Wherever a line in the data below holds "资本公积", copy that line.
══════════
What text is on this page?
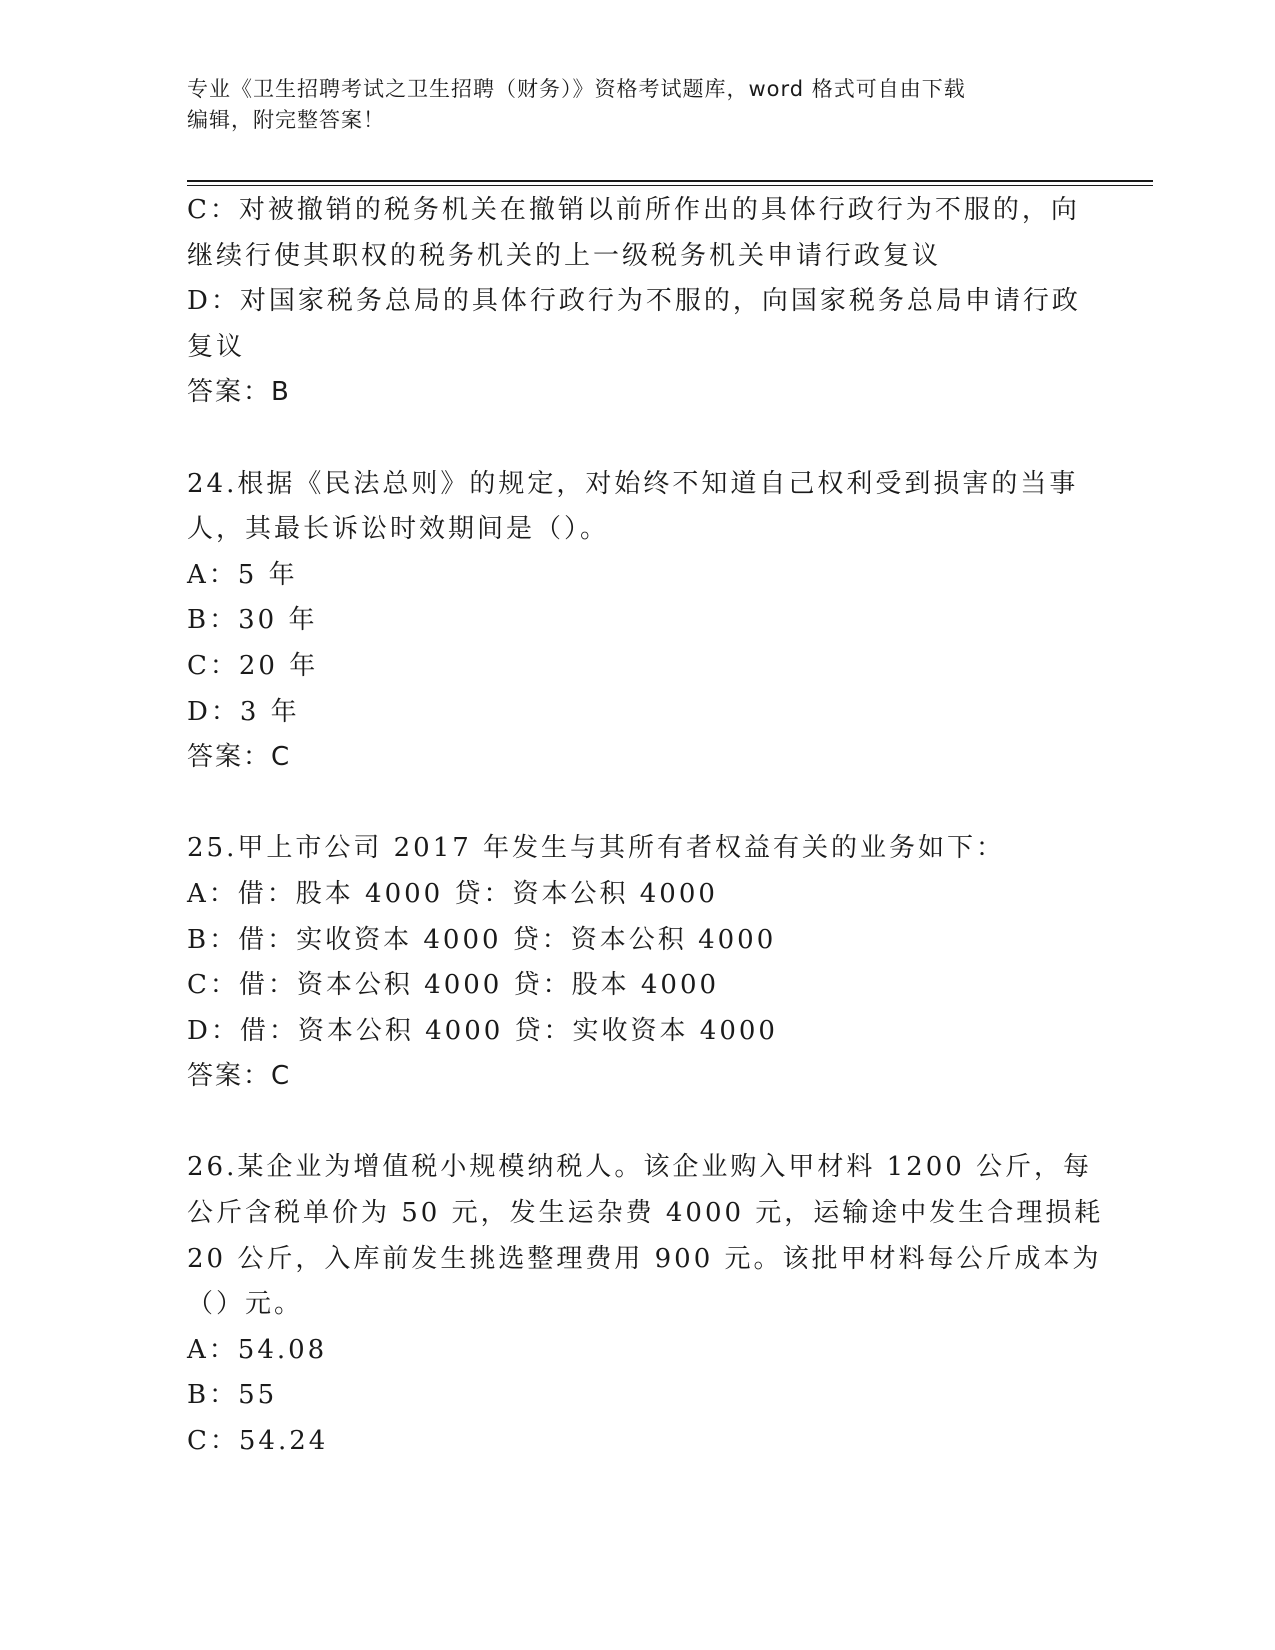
专业《卫生招聘考试之卫生招聘（财务）》资格考试题库，word 格式可自由下载
编辑，附完整答案！
C：对被撤销的税务机关在撤销以前所作出的具体行政行为不服的，向
继续行使其职权的税务机关的上一级税务机关申请行政复议
D：对国家税务总局的具体行政行为不服的，向国家税务总局申请行政
复议
答案：B
24.根据《民法总则》的规定，对始终不知道自己权利受到损害的当事
人，其最长诉讼时效期间是（）。
A：5 年
B：30 年
C：20 年
D：3 年
答案：C
25.甲上市公司 2017 年发生与其所有者权益有关的业务如下：
A：借：股本 4000 贷：资本公积 4000
B：借：实收资本 4000 贷：资本公积 4000
C：借：资本公积 4000 贷：股本 4000
D：借：资本公积 4000 贷：实收资本 4000
答案：C
26.某企业为增值税小规模纳税人。该企业购入甲材料 1200 公斤，每
公斤含税单价为 50 元，发生运杂费 4000 元，运输途中发生合理损耗
20 公斤，入库前发生挑选整理费用 900 元。该批甲材料每公斤成本为
（）元。
A：54.08
B：55
C：54.24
══════════
Full solution
A：借：股本 4000 贷：资本公积 4000
B：借：实收资本 4000 贷：资本公积 4000
C：借：资本公积 4000 贷：股本 4000
D：借：资本公积 4000 贷：实收资本 4000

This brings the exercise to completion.